[GIVEN PROBLEM] Copy out each line exactly as it appears.

[STORED DATA]
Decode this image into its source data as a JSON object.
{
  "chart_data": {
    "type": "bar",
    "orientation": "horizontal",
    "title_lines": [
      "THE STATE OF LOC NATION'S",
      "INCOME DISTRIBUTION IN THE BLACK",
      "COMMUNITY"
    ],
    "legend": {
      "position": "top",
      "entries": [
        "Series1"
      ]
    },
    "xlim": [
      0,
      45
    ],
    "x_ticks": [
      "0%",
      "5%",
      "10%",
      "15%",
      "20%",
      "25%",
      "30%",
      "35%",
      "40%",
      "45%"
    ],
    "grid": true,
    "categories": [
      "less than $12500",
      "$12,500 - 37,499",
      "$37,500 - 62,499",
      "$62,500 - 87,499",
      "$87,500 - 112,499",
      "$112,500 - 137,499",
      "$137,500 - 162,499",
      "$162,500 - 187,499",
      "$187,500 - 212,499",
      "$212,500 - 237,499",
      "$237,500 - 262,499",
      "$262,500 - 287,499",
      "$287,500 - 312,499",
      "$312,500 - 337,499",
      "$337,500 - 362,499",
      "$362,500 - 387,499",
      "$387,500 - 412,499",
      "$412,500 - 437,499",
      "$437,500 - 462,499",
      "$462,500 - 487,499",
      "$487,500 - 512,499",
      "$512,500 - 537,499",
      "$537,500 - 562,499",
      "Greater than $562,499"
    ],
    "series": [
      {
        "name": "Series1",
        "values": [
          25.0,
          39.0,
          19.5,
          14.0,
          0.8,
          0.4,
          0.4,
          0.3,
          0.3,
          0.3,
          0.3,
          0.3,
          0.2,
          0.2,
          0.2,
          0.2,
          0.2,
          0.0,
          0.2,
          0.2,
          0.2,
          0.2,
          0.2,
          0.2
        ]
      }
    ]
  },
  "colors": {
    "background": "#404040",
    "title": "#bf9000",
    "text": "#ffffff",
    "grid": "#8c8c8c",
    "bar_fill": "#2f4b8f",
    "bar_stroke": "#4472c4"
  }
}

[FINISHED TASK]
Decode this image into its source data as a JSON object.
{
  "chart_data": {
    "type": "bar",
    "orientation": "horizontal",
    "title_lines": [
      "THE STATE OF LOC NATION'S",
      "INCOME DISTRIBUTION IN THE BLACK",
      "COMMUNITY"
    ],
    "legend": {
      "position": "top",
      "entries": [
        "Series1"
      ]
    },
    "xlim": [
      0,
      45
    ],
    "x_ticks": [
      "0%",
      "5%",
      "10%",
      "15%",
      "20%",
      "25%",
      "30%",
      "35%",
      "40%",
      "45%"
    ],
    "grid": true,
    "categories": [
      "less than $12500",
      "$12,500 - 37,499",
      "$37,500 - 62,499",
      "$62,500 - 87,499",
      "$87,500 - 112,499",
      "$112,500 - 137,499",
      "$137,500 - 162,499",
      "$162,500 - 187,499",
      "$187,500 - 212,499",
      "$212,500 - 237,499",
      "$237,500 - 262,499",
      "$262,500 - 287,499",
      "$287,500 - 312,499",
      "$312,500 - 337,499",
      "$337,500 - 362,499",
      "$362,500 - 387,499",
      "$387,500 - 412,499",
      "$412,500 - 437,499",
      "$437,500 - 462,499",
      "$462,500 - 487,499",
      "$487,500 - 512,499",
      "$512,500 - 537,499",
      "$537,500 - 562,499",
      "Greater than $562,499"
    ],
    "series": [
      {
        "name": "Series1",
        "values": [
          25.0,
          39.0,
          19.5,
          14.0,
          0.8,
          0.4,
          0.4,
          0.3,
          0.3,
          0.3,
          0.3,
          0.3,
          0.2,
          0.2,
          0.2,
          0.2,
          0.2,
          0.0,
          0.2,
          0.2,
          0.2,
          0.2,
          0.2,
          0.2
        ]
      }
    ]
  },
  "colors": {
    "background": "#404040",
    "title": "#bf9000",
    "text": "#ffffff",
    "grid": "#8c8c8c",
    "bar_fill": "#2f4b8f",
    "bar_stroke": "#4472c4"
  }
}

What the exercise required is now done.